*Exercise prompt*:
In full and without deviation, write out the entries that follow.

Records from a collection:

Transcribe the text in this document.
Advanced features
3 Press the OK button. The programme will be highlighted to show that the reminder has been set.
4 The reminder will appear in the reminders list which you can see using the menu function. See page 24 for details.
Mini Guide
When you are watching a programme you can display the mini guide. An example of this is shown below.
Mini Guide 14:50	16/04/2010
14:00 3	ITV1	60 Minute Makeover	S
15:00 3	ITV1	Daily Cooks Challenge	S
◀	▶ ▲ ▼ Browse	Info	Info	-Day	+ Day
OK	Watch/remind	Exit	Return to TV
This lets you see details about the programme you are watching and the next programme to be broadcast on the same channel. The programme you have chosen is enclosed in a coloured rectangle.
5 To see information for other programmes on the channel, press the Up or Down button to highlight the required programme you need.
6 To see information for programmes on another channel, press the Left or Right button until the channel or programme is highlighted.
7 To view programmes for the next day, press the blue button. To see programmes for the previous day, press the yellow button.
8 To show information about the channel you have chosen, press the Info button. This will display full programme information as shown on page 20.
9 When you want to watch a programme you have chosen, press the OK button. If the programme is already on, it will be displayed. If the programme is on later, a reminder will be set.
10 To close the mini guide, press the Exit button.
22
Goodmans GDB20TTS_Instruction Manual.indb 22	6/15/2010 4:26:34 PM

*Full output*:
Transcribe the text in this document.
Advanced features
3 Press the OK button. The programme will be highlighted to show that the reminder has been set.
4 The reminder will appear in the reminders list which you can see using the menu function. See page 24 for details.
Mini Guide
When you are watching a programme you can display the mini guide. An example of this is shown below.
Mini Guide 14:50	16/04/2010
14:00 3	ITV1	60 Minute Makeover	S
15:00 3	ITV1	Daily Cooks Challenge	S
◀	▶ ▲ ▼ Browse	Info	Info	-Day	+ Day
OK	Watch/remind	Exit	Return to TV
This lets you see details about the programme you are watching and the next programme to be broadcast on the same channel. The programme you have chosen is enclosed in a coloured rectangle.
5 To see information for other programmes on the channel, press the Up or Down button to highlight the required programme you need.
6 To see information for programmes on another channel, press the Left or Right button until the channel or programme is highlighted.
7 To view programmes for the next day, press the blue button. To see programmes for the previous day, press the yellow button.
8 To show information about the channel you have chosen, press the Info button. This will display full programme information as shown on page 20.
9 When you want to watch a programme you have chosen, press the OK button. If the programme is already on, it will be displayed. If the programme is on later, a reminder will be set.
10 To close the mini guide, press the Exit button.
22
Goodmans GDB20TTS_Instruction Manual.indb 22	6/15/2010 4:26:34 PM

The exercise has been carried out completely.